┌──

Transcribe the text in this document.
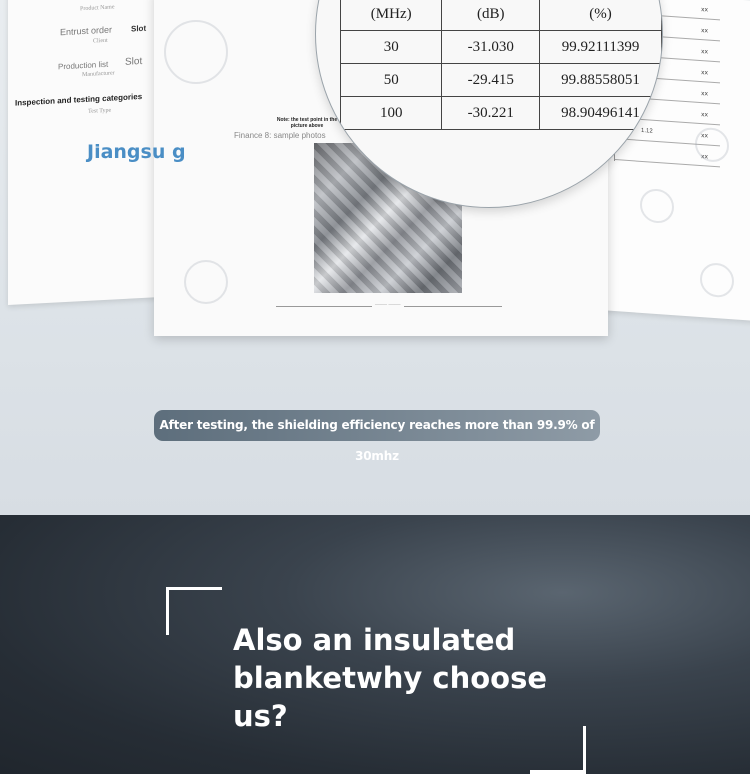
Product Name
Entrust order Slot
Client
Production list Slot
Manufacturer
Inspection and testing categories
Test Type
ⅹⅹ
ⅹⅹ
ⅹⅹ
ⅹⅹ
ⅹⅹ
ⅹⅹ
1.12
ⅹⅹ
ⅹⅹ
Note: the test point in the picture above
Finance 8: sample photos
―― ――
Jiangsu g
(MHz)	(dB)	(%)
30	-31.030	99.92111399
50	-29.415	99.88558051
100	-30.221	98.90496141
After testing, the shielding efficiency reaches more than 99.9% of 30mhz
Also an insulated blanketwhy choose us?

└──

Leave the pictures out and reproduce each record exactly as written.

== Solution for this problem ==
Transcribe the text in this document.
Product Name
Entrust order Slot
Client
Production list Slot
Manufacturer
Inspection and testing categories
Test Type
ⅹⅹ
ⅹⅹ
ⅹⅹ
ⅹⅹ
ⅹⅹ
ⅹⅹ
1.12
ⅹⅹ
ⅹⅹ
Note: the test point in the picture above
Finance 8: sample photos
―― ――
Jiangsu g
(MHz)	(dB)	(%)
30	-31.030	99.92111399
50	-29.415	99.88558051
100	-30.221	98.90496141
After testing, the shielding efficiency reaches more than 99.9% of 30mhz
Also an insulated blanketwhy choose us?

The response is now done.